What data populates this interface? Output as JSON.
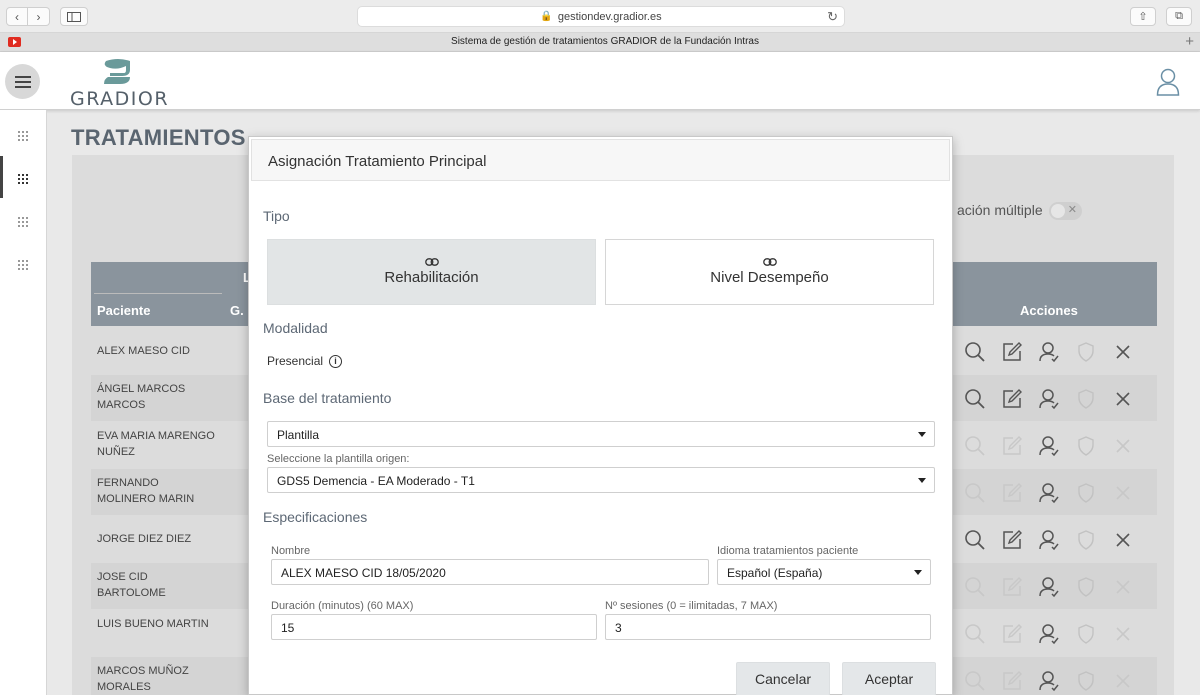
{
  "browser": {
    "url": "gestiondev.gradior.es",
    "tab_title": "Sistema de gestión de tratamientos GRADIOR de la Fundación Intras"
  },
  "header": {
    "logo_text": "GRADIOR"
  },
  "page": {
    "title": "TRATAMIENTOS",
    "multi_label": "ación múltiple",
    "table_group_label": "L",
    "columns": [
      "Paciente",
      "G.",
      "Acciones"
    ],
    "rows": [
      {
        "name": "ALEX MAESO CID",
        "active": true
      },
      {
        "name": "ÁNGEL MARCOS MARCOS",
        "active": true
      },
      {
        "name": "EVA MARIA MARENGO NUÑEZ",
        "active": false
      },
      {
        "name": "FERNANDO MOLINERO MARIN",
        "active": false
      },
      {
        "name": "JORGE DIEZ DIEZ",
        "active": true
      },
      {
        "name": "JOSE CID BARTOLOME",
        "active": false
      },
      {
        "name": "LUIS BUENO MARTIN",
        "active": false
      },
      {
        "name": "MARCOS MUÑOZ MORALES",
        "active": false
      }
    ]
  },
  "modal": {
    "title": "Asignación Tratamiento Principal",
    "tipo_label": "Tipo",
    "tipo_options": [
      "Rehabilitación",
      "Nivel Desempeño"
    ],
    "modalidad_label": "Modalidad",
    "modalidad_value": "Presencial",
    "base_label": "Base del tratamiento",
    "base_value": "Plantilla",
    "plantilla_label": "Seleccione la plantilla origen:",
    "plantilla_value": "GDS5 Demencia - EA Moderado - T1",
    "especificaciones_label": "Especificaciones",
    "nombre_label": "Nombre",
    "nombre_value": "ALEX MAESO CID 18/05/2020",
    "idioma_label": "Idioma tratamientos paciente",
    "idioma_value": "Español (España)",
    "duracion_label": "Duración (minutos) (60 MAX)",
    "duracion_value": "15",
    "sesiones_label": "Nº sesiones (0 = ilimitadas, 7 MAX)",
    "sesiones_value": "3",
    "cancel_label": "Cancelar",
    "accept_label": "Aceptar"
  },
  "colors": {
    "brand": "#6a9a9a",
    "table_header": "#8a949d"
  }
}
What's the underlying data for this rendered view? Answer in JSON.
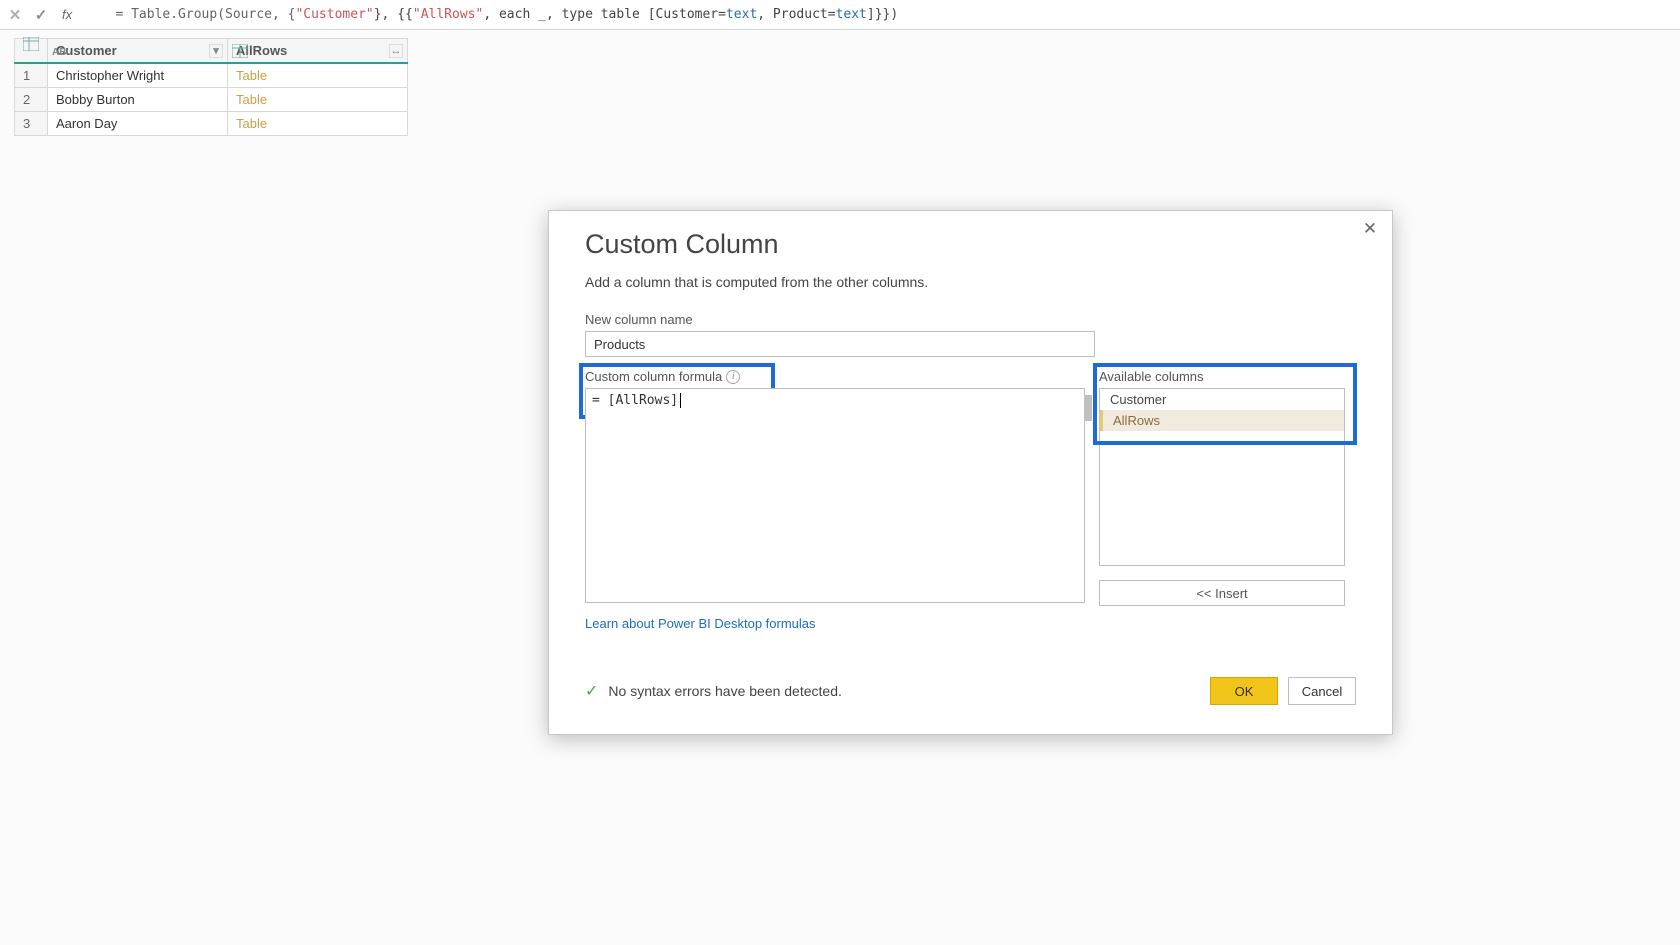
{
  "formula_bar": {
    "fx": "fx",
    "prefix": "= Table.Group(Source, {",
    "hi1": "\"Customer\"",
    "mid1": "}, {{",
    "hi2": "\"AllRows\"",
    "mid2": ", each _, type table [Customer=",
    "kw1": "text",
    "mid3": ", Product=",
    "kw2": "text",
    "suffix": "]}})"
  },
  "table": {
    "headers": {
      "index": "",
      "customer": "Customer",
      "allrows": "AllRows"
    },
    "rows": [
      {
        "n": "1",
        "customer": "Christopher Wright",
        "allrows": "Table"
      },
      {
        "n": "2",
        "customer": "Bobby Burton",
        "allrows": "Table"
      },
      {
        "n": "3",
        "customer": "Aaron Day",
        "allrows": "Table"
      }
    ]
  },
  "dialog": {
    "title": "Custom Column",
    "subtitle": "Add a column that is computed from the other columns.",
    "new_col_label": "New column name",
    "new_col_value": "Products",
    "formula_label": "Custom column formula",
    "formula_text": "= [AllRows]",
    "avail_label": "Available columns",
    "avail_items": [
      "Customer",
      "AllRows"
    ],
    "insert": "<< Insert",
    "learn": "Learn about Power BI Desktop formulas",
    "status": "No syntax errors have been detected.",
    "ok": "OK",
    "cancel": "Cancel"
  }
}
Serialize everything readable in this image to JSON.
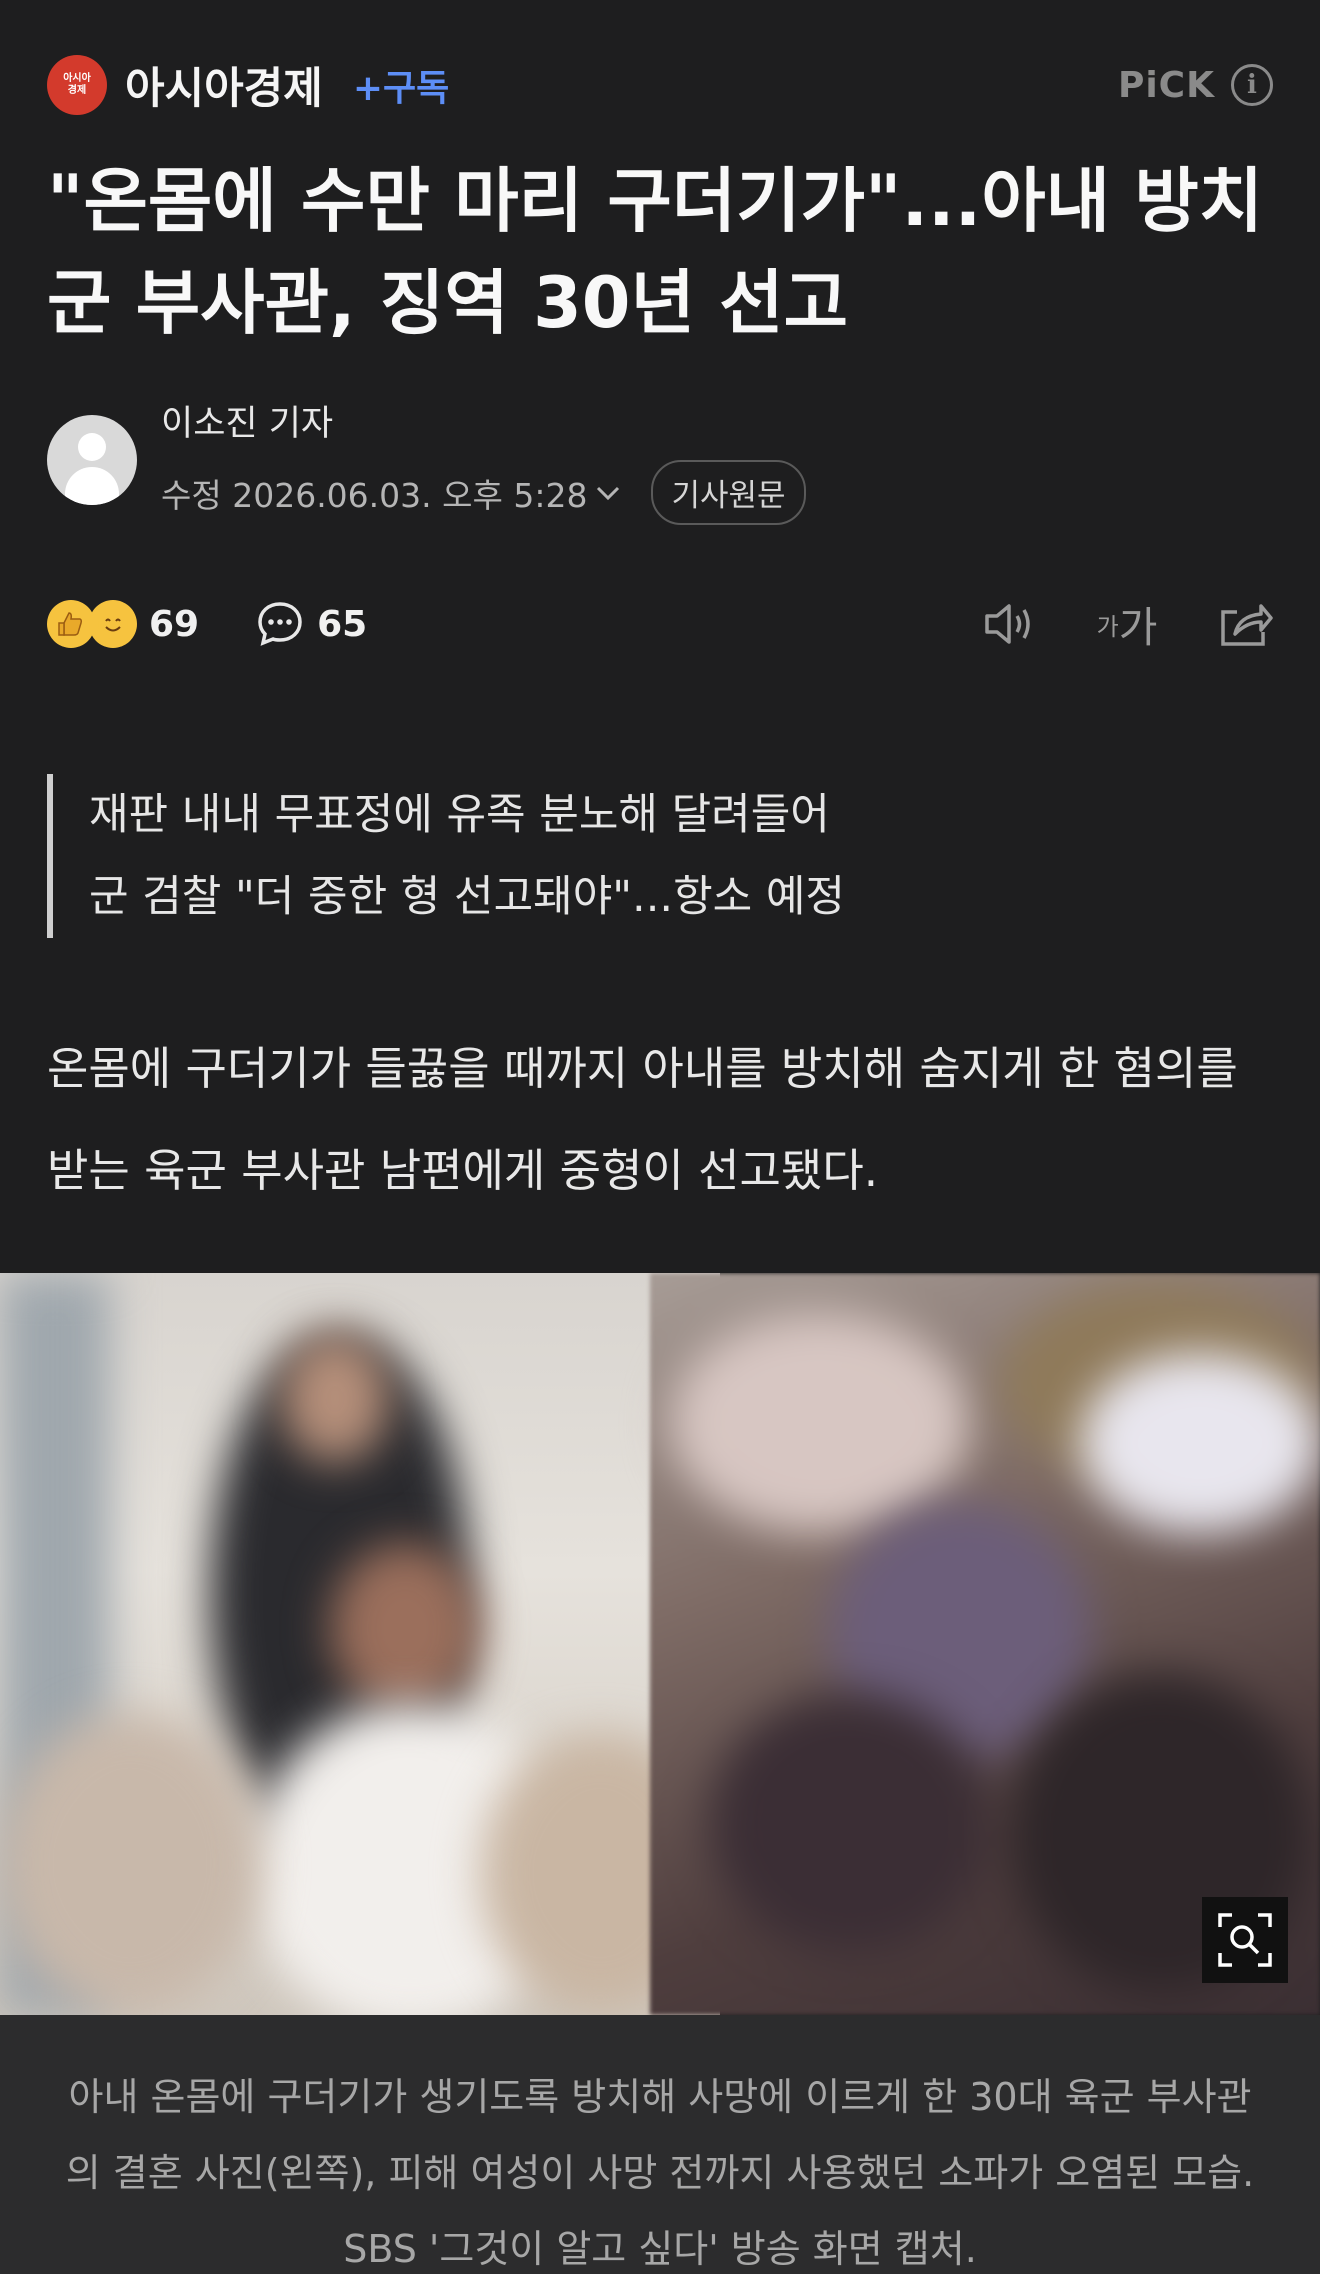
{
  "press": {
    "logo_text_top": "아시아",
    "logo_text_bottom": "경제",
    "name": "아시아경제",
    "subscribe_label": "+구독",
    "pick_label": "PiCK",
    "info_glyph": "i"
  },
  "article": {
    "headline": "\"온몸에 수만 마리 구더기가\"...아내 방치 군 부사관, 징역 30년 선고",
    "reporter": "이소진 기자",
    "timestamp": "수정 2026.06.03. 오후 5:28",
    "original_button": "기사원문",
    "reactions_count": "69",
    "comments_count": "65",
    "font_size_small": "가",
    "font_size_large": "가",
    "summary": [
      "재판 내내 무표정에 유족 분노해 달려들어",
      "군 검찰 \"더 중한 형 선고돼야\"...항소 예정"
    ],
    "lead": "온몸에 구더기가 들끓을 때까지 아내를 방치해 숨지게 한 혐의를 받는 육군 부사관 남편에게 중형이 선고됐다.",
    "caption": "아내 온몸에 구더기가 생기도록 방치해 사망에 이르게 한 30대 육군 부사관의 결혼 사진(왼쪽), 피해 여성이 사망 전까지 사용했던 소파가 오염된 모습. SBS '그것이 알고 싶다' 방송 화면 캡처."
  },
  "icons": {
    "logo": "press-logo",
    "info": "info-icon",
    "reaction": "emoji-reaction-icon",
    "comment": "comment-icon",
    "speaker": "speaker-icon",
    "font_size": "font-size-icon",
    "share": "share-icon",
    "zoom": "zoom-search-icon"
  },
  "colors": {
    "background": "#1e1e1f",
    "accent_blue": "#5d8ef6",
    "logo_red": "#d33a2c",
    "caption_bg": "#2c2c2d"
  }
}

※ ※ ※

=== Stated exercise ===
Quote the entries in full. Any image among them is to be omitted from the copy.

=== Written answer ===
What data populates this interface? Output as JSON.
{
  "browser": {
    "url": "gestiondev.gradior.es",
    "tab_title": "Sistema de gestión de tratamientos GRADIOR de la Fundación Intras"
  },
  "header": {
    "logo_text": "GRADIOR"
  },
  "page": {
    "title": "TRATAMIENTOS",
    "multi_label": "ación múltiple",
    "table_group_label": "L",
    "columns": [
      "Paciente",
      "G.",
      "Acciones"
    ],
    "rows": [
      {
        "name": "ALEX MAESO CID",
        "active": true
      },
      {
        "name": "ÁNGEL MARCOS MARCOS",
        "active": true
      },
      {
        "name": "EVA MARIA MARENGO NUÑEZ",
        "active": false
      },
      {
        "name": "FERNANDO MOLINERO MARIN",
        "active": false
      },
      {
        "name": "JORGE DIEZ DIEZ",
        "active": true
      },
      {
        "name": "JOSE CID BARTOLOME",
        "active": false
      },
      {
        "name": "LUIS BUENO MARTIN",
        "active": false
      },
      {
        "name": "MARCOS MUÑOZ MORALES",
        "active": false
      }
    ]
  },
  "modal": {
    "title": "Asignación Tratamiento Principal",
    "tipo_label": "Tipo",
    "tipo_options": [
      "Rehabilitación",
      "Nivel Desempeño"
    ],
    "modalidad_label": "Modalidad",
    "modalidad_value": "Presencial",
    "base_label": "Base del tratamiento",
    "base_value": "Plantilla",
    "plantilla_label": "Seleccione la plantilla origen:",
    "plantilla_value": "GDS5 Demencia - EA Moderado - T1",
    "especificaciones_label": "Especificaciones",
    "nombre_label": "Nombre",
    "nombre_value": "ALEX MAESO CID 18/05/2020",
    "idioma_label": "Idioma tratamientos paciente",
    "idioma_value": "Español (España)",
    "duracion_label": "Duración (minutos) (60 MAX)",
    "duracion_value": "15",
    "sesiones_label": "Nº sesiones (0 = ilimitadas, 7 MAX)",
    "sesiones_value": "3",
    "cancel_label": "Cancelar",
    "accept_label": "Aceptar"
  },
  "colors": {
    "brand": "#6a9a9a",
    "table_header": "#8a949d"
  }
}
What's the underlying data for this rendered view? Answer in JSON.
{
  "formula_bar": {
    "fx": "fx",
    "prefix": "= Table.Group(Source, {",
    "hi1": "\"Customer\"",
    "mid1": "}, {{",
    "hi2": "\"AllRows\"",
    "mid2": ", each _, type table [Customer=",
    "kw1": "text",
    "mid3": ", Product=",
    "kw2": "text",
    "suffix": "]}})"
  },
  "table": {
    "headers": {
      "index": "",
      "customer": "Customer",
      "allrows": "AllRows"
    },
    "rows": [
      {
        "n": "1",
        "customer": "Christopher Wright",
        "allrows": "Table"
      },
      {
        "n": "2",
        "customer": "Bobby Burton",
        "allrows": "Table"
      },
      {
        "n": "3",
        "customer": "Aaron Day",
        "allrows": "Table"
      }
    ]
  },
  "dialog": {
    "title": "Custom Column",
    "subtitle": "Add a column that is computed from the other columns.",
    "new_col_label": "New column name",
    "new_col_value": "Products",
    "formula_label": "Custom column formula",
    "formula_text": "= [AllRows]",
    "avail_label": "Available columns",
    "avail_items": [
      "Customer",
      "AllRows"
    ],
    "insert": "<< Insert",
    "learn": "Learn about Power BI Desktop formulas",
    "status": "No syntax errors have been detected.",
    "ok": "OK",
    "cancel": "Cancel"
  }
}
Serialize everything readable in this image to JSON.
{
  "press": {
    "logo_text_top": "아시아",
    "logo_text_bottom": "경제",
    "name": "아시아경제",
    "subscribe_label": "+구독",
    "pick_label": "PiCK",
    "info_glyph": "i"
  },
  "article": {
    "headline": "\"온몸에 수만 마리 구더기가\"...아내 방치 군 부사관, 징역 30년 선고",
    "reporter": "이소진 기자",
    "timestamp": "수정 2026.06.03. 오후 5:28",
    "original_button": "기사원문",
    "reactions_count": "69",
    "comments_count": "65",
    "font_size_small": "가",
    "font_size_large": "가",
    "summary": [
      "재판 내내 무표정에 유족 분노해 달려들어",
      "군 검찰 \"더 중한 형 선고돼야\"...항소 예정"
    ],
    "lead": "온몸에 구더기가 들끓을 때까지 아내를 방치해 숨지게 한 혐의를 받는 육군 부사관 남편에게 중형이 선고됐다.",
    "caption": "아내 온몸에 구더기가 생기도록 방치해 사망에 이르게 한 30대 육군 부사관의 결혼 사진(왼쪽), 피해 여성이 사망 전까지 사용했던 소파가 오염된 모습. SBS '그것이 알고 싶다' 방송 화면 캡처."
  },
  "icons": {
    "logo": "press-logo",
    "info": "info-icon",
    "reaction": "emoji-reaction-icon",
    "comment": "comment-icon",
    "speaker": "speaker-icon",
    "font_size": "font-size-icon",
    "share": "share-icon",
    "zoom": "zoom-search-icon"
  },
  "colors": {
    "background": "#1e1e1f",
    "accent_blue": "#5d8ef6",
    "logo_red": "#d33a2c",
    "caption_bg": "#2c2c2d"
  }
}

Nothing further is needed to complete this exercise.